• [Requirement]: Update the listing below by changing "configuration diagram" to "schematic diagram" and leaving every other word as it is.

═══

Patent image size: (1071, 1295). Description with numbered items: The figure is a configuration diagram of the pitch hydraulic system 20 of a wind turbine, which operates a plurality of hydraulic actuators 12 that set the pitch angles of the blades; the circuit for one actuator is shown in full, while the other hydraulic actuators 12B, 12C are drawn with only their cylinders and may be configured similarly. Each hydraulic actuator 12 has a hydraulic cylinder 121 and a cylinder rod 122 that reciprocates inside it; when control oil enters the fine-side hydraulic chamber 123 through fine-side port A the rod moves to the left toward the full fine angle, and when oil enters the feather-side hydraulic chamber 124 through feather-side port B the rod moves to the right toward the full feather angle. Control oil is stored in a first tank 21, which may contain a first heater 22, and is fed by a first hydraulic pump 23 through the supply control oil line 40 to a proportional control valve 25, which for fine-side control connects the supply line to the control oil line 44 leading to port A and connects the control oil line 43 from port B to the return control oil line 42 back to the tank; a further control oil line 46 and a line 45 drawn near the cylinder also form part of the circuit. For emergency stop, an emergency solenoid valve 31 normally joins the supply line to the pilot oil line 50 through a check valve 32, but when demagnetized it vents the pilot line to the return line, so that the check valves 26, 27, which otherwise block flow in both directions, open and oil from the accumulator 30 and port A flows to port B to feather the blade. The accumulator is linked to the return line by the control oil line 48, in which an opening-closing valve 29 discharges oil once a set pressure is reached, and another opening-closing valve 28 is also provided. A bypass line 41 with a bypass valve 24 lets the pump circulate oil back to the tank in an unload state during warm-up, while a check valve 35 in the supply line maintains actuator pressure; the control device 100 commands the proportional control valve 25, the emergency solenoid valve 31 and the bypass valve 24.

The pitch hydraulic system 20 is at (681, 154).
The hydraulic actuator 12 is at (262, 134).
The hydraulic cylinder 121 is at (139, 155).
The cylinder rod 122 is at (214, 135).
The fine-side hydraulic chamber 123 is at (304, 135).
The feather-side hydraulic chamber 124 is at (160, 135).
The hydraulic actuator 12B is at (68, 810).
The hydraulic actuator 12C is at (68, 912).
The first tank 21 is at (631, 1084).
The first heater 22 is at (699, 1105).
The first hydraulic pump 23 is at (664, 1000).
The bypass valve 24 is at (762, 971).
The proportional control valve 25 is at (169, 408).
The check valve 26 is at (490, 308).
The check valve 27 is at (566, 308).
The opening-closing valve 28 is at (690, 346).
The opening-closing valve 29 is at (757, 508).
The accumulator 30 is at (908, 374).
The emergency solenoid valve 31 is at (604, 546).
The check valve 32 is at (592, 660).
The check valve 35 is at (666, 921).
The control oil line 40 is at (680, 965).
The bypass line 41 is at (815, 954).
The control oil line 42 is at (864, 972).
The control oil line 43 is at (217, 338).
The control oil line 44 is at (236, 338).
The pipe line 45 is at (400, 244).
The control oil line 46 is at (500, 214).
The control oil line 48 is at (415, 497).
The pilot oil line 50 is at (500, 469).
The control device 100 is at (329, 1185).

═══

• [Output]:
Patent image size: (1071, 1295). Description with numbered items: The figure is a schematic diagram of the pitch hydraulic system 20 of a wind turbine, which operates a plurality of hydraulic actuators 12 that set the pitch angles of the blades; the circuit for one actuator is shown in full, while the other hydraulic actuators 12B, 12C are drawn with only their cylinders and may be configured similarly. Each hydraulic actuator 12 has a hydraulic cylinder 121 and a cylinder rod 122 that reciprocates inside it; when control oil enters the fine-side hydraulic chamber 123 through fine-side port A the rod moves to the left toward the full fine angle, and when oil enters the feather-side hydraulic chamber 124 through feather-side port B the rod moves to the right toward the full feather angle. Control oil is stored in a first tank 21, which may contain a first heater 22, and is fed by a first hydraulic pump 23 through the supply control oil line 40 to a proportional control valve 25, which for fine-side control connects the supply line to the control oil line 44 leading to port A and connects the control oil line 43 from port B to the return control oil line 42 back to the tank; a further control oil line 46 and a line 45 drawn near the cylinder also form part of the circuit. For emergency stop, an emergency solenoid valve 31 normally joins the supply line to the pilot oil line 50 through a check valve 32, but when demagnetized it vents the pilot line to the return line, so that the check valves 26, 27, which otherwise block flow in both directions, open and oil from the accumulator 30 and port A flows to port B to feather the blade. The accumulator is linked to the return line by the control oil line 48, in which an opening-closing valve 29 discharges oil once a set pressure is reached, and another opening-closing valve 28 is also provided. A bypass line 41 with a bypass valve 24 lets the pump circulate oil back to the tank in an unload state during warm-up, while a check valve 35 in the supply line maintains actuator pressure; the control device 100 commands the proportional control valve 25, the emergency solenoid valve 31 and the bypass valve 24.

The pitch hydraulic system 20 is at (681, 154).
The hydraulic actuator 12 is at (262, 134).
The hydraulic cylinder 121 is at (139, 155).
The cylinder rod 122 is at (214, 135).
The fine-side hydraulic chamber 123 is at (304, 135).
The feather-side hydraulic chamber 124 is at (160, 135).
The hydraulic actuator 12B is at (68, 810).
The hydraulic actuator 12C is at (68, 912).
The first tank 21 is at (631, 1084).
The first heater 22 is at (699, 1105).
The first hydraulic pump 23 is at (664, 1000).
The bypass valve 24 is at (762, 971).
The proportional control valve 25 is at (169, 408).
The check valve 26 is at (490, 308).
The check valve 27 is at (566, 308).
The opening-closing valve 28 is at (690, 346).
The opening-closing valve 29 is at (757, 508).
The accumulator 30 is at (908, 374).
The emergency solenoid valve 31 is at (604, 546).
The check valve 32 is at (592, 660).
The check valve 35 is at (666, 921).
The control oil line 40 is at (680, 965).
The bypass line 41 is at (815, 954).
The control oil line 42 is at (864, 972).
The control oil line 43 is at (217, 338).
The control oil line 44 is at (236, 338).
The pipe line 45 is at (400, 244).
The control oil line 46 is at (500, 214).
The control oil line 48 is at (415, 497).
The pilot oil line 50 is at (500, 469).
The control device 100 is at (329, 1185).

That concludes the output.